REQUIRED WORK —
From the data that follows, copy every line holding the string "File".

[Stored data entries]

>> START

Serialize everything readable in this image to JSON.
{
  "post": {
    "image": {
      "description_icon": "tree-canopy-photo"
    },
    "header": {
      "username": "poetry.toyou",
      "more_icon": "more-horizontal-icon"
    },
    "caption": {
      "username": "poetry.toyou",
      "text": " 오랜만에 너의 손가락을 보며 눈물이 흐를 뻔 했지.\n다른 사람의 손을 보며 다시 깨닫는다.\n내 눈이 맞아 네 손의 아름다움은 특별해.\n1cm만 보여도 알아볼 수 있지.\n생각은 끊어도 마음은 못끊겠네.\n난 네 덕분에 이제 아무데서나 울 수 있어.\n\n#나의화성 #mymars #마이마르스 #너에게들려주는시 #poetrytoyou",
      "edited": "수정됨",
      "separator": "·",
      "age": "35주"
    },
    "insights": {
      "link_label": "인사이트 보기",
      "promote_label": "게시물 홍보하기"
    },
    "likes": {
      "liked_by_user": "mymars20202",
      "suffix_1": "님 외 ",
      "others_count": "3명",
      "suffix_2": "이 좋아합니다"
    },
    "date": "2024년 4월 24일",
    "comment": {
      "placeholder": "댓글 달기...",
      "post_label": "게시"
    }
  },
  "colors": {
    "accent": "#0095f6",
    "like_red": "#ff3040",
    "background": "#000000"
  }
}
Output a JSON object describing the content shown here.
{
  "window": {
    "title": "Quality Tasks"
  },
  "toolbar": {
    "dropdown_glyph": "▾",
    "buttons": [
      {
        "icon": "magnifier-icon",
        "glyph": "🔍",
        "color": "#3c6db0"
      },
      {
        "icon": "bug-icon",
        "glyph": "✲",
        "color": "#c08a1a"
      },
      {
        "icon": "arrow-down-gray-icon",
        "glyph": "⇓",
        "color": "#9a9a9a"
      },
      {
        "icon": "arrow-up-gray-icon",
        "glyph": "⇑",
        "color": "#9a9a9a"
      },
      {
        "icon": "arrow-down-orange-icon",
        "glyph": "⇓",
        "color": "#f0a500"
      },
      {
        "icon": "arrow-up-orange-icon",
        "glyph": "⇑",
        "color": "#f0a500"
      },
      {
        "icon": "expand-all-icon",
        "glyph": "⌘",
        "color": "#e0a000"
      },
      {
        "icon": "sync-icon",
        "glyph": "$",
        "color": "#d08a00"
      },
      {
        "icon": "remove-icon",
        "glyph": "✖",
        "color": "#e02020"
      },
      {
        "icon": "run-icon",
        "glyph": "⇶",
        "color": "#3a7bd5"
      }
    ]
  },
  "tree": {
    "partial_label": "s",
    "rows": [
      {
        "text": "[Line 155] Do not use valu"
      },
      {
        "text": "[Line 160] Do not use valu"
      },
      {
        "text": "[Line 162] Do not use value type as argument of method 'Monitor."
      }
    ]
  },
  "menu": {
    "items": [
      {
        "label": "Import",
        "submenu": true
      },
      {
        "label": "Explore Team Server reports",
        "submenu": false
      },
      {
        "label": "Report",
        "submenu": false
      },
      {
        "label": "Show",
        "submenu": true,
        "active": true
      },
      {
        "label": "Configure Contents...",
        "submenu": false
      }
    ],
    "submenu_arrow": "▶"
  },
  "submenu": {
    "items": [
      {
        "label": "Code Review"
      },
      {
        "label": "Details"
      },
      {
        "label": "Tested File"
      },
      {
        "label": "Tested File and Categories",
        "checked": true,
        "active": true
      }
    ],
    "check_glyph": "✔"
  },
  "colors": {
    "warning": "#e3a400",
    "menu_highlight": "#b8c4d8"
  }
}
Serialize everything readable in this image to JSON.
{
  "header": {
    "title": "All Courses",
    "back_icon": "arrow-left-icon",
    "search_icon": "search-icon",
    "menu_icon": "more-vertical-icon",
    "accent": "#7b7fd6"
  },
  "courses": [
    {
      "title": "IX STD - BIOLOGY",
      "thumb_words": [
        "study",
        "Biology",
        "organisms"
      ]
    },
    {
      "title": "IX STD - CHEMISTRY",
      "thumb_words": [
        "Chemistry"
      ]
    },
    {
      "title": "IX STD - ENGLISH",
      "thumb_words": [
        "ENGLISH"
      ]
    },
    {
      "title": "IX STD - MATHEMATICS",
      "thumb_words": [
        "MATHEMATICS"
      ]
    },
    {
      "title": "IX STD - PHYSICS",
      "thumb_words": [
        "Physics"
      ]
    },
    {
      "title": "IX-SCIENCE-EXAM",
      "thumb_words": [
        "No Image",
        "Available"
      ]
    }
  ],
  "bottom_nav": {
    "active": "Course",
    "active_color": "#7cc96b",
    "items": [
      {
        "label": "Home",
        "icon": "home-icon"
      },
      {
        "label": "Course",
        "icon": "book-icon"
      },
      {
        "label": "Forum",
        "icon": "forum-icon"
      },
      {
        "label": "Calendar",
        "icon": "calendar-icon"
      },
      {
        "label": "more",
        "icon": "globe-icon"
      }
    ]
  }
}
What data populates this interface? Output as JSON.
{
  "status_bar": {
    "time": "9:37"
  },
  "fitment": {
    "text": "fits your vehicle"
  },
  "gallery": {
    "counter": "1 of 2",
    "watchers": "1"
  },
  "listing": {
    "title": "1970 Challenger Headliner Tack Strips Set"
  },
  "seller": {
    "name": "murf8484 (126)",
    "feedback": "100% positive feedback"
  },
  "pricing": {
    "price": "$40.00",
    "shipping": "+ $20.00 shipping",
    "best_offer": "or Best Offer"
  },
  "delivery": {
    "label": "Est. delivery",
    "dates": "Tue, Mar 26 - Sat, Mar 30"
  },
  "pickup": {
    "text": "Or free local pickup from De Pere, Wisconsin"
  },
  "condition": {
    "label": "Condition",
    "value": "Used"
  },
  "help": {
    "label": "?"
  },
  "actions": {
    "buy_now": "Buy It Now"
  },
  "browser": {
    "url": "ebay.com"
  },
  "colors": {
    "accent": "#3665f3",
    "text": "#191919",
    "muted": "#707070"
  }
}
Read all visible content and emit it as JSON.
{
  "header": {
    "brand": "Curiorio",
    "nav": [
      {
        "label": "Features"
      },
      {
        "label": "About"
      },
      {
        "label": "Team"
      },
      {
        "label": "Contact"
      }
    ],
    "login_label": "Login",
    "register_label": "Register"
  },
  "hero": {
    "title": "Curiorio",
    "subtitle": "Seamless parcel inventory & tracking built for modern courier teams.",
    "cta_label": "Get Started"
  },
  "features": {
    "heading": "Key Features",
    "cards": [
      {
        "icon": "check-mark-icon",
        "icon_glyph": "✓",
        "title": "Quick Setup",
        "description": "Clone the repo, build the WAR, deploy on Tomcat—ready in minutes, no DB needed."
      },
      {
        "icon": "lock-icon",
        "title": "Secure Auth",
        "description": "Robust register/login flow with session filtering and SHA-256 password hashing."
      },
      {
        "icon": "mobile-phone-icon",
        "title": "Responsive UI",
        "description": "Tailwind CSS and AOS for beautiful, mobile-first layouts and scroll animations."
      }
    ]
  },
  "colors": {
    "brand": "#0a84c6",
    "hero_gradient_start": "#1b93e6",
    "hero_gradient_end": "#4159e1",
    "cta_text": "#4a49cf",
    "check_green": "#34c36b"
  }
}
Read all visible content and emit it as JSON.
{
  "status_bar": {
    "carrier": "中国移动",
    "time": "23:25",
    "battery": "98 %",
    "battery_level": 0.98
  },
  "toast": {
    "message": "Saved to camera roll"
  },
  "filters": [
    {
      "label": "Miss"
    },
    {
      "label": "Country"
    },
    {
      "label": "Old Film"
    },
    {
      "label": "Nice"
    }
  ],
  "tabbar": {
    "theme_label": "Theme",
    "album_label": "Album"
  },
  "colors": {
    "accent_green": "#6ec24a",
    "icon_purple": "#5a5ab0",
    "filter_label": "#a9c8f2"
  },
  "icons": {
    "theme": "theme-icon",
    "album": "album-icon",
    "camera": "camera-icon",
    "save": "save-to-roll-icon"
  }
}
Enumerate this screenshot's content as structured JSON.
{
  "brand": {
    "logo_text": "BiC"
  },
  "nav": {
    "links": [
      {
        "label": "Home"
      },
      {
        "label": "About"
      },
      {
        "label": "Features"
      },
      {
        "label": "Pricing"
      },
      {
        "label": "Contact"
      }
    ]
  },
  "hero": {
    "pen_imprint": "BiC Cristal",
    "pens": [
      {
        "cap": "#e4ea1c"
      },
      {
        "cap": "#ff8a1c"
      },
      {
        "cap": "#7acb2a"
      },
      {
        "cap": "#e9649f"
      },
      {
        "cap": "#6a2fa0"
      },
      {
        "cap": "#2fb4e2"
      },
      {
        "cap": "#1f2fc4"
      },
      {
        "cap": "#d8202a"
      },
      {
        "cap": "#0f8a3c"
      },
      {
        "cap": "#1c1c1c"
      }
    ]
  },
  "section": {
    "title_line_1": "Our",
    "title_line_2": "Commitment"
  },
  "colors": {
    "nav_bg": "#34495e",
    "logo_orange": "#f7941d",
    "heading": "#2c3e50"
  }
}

>> END

TASK ANSWER —
        "label": "Tested File"
        "label": "Tested File and Categories",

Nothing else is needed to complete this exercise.